#### [Requirement]
Report how many lines contain "type"; state the number and nothing else.

#### [Data listing]
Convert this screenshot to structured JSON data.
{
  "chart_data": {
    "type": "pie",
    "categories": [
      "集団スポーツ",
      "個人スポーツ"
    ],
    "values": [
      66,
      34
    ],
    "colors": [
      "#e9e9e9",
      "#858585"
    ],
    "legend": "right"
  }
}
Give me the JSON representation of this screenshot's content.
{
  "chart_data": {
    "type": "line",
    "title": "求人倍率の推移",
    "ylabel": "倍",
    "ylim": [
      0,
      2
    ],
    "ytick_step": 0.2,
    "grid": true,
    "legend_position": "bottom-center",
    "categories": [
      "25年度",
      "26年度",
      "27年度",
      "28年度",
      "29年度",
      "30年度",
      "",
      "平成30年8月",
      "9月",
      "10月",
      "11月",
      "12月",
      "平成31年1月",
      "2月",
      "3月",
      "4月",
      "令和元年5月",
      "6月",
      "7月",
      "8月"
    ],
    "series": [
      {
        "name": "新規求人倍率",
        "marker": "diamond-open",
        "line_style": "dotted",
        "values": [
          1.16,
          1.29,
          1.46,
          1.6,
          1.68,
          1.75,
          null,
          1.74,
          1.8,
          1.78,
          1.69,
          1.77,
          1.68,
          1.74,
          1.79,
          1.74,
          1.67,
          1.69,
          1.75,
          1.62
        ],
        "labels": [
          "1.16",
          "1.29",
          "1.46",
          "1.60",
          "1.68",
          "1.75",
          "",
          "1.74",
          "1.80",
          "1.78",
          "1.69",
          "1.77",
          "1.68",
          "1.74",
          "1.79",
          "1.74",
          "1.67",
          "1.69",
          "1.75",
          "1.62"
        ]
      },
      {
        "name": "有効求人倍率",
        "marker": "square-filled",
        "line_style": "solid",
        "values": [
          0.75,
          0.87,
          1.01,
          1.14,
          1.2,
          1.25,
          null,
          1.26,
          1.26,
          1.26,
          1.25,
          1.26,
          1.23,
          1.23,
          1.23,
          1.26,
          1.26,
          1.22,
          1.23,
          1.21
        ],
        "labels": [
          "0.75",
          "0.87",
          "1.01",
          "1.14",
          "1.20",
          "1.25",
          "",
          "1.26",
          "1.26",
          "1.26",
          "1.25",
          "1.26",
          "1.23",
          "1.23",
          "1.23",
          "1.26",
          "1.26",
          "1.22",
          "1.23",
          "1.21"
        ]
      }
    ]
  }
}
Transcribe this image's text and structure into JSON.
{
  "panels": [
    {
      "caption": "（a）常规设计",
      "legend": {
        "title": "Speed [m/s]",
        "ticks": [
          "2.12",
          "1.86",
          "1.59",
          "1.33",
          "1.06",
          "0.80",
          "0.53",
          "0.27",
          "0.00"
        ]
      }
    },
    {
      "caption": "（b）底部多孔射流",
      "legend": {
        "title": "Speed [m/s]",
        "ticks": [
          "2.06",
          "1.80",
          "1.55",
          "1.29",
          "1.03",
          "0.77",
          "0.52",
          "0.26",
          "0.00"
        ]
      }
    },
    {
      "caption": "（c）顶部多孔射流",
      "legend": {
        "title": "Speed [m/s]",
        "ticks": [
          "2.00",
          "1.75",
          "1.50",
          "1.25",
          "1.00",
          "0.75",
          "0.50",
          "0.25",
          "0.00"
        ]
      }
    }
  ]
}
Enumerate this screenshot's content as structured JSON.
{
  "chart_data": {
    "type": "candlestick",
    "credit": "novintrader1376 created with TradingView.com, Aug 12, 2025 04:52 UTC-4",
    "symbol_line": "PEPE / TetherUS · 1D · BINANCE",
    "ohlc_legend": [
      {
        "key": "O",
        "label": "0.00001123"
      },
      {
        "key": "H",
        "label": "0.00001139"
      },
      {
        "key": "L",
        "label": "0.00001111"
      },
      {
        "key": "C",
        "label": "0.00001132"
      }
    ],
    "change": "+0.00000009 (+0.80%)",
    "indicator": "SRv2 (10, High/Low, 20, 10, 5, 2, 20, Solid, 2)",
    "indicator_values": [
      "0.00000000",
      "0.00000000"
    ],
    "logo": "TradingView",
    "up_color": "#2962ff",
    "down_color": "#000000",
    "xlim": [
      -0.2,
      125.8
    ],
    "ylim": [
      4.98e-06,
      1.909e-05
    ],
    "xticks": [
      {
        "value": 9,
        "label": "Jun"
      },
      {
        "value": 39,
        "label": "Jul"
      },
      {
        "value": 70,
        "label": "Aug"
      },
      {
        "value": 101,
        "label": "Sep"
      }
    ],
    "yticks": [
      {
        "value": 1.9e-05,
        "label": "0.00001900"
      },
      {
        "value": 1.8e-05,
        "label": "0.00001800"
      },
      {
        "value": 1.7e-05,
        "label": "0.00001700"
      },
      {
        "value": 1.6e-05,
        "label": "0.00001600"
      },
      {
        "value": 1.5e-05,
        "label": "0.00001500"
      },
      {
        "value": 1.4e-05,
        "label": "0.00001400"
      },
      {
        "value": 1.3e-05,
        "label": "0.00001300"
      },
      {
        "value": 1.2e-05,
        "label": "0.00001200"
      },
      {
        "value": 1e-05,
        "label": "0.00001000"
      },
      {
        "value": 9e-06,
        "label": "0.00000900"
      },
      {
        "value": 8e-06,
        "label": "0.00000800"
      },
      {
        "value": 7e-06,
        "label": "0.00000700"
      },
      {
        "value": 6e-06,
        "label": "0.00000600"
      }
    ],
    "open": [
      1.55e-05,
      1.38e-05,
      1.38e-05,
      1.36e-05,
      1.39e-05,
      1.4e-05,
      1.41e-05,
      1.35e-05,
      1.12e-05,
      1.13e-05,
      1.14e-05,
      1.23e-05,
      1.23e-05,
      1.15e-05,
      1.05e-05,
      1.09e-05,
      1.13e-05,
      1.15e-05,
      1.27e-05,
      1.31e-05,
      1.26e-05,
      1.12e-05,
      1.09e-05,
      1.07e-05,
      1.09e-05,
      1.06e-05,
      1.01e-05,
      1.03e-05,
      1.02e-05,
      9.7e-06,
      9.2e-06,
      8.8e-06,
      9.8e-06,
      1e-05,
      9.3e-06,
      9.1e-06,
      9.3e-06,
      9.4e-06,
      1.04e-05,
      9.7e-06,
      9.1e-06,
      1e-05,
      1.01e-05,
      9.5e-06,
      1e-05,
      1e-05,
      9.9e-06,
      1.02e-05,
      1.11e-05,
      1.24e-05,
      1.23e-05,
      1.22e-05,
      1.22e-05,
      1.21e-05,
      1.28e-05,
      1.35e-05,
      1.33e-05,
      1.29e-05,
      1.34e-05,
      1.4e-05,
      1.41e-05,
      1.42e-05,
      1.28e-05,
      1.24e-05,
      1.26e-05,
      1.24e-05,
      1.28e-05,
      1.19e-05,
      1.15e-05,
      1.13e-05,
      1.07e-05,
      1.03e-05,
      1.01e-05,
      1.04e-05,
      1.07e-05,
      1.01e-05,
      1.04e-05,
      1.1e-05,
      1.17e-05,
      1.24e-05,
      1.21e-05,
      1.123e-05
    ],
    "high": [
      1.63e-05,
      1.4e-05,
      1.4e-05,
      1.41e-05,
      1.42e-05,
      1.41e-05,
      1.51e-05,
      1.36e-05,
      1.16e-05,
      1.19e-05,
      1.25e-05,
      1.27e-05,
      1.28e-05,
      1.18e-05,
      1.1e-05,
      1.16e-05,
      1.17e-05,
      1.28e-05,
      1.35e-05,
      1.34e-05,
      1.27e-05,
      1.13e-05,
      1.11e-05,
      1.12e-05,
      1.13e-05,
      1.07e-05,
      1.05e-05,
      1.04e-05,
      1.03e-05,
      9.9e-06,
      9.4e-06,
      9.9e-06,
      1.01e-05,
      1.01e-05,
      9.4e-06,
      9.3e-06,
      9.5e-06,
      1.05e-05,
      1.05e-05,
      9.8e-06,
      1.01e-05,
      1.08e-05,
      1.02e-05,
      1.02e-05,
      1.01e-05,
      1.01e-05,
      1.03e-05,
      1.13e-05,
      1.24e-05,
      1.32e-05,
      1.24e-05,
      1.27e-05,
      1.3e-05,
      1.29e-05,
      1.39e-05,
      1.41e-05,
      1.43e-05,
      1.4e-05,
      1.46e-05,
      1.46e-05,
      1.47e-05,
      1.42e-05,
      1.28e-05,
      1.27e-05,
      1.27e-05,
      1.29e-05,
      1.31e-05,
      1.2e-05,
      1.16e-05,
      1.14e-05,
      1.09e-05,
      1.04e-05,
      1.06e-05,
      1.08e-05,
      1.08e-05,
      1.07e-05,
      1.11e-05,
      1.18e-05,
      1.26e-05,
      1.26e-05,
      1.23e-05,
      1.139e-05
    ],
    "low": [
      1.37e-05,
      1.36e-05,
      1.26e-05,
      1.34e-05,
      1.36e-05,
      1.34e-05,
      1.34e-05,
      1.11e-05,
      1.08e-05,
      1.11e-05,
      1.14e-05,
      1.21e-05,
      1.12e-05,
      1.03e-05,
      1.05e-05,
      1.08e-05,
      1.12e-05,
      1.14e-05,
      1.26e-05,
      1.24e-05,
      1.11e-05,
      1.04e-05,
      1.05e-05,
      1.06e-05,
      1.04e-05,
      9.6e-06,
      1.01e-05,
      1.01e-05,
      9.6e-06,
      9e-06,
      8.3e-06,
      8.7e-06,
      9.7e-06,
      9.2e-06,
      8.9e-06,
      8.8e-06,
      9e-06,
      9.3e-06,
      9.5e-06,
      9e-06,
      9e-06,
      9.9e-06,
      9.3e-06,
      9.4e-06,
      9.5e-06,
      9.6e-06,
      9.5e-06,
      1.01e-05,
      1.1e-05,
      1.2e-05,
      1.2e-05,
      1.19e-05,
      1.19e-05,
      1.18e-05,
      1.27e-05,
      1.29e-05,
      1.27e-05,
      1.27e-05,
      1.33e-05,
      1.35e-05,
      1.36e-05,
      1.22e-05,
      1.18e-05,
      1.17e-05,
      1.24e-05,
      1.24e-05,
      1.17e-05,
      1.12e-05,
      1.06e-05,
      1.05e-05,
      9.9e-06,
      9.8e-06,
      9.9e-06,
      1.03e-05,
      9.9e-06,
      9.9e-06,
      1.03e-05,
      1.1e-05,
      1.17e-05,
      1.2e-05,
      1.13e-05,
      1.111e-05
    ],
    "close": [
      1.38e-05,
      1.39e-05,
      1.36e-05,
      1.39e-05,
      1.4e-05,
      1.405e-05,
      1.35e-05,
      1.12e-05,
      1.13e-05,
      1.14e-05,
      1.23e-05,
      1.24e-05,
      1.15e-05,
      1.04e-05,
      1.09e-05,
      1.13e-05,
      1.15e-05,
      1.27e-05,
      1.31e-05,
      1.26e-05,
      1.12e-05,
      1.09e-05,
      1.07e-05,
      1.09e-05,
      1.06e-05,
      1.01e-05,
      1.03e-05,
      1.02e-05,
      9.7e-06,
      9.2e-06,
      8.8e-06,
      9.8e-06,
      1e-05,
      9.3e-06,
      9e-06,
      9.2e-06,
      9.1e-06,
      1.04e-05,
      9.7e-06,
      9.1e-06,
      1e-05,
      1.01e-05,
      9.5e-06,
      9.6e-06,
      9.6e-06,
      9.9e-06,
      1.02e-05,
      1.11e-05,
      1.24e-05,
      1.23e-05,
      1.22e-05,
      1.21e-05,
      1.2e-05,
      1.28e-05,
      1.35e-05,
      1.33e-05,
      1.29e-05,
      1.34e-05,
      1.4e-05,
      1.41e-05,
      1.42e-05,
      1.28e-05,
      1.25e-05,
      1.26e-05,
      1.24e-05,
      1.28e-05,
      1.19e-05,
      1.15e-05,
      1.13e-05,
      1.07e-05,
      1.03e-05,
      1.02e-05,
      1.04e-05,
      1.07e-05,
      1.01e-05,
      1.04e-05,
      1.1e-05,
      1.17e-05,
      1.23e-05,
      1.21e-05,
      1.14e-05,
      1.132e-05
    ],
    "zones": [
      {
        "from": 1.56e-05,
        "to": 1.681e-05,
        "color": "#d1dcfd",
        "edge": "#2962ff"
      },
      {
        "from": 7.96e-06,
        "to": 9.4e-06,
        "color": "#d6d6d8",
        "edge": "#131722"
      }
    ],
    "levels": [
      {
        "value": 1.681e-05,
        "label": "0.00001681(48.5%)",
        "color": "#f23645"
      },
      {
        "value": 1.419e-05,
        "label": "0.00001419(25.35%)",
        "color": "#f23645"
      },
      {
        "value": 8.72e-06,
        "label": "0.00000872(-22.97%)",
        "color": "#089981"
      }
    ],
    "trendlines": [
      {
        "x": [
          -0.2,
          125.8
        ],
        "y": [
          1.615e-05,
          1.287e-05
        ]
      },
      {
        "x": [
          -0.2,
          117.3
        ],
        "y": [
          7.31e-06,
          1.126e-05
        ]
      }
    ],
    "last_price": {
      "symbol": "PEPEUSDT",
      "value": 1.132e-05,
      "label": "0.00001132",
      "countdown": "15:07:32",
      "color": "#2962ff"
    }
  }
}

#### [Response to this task]
3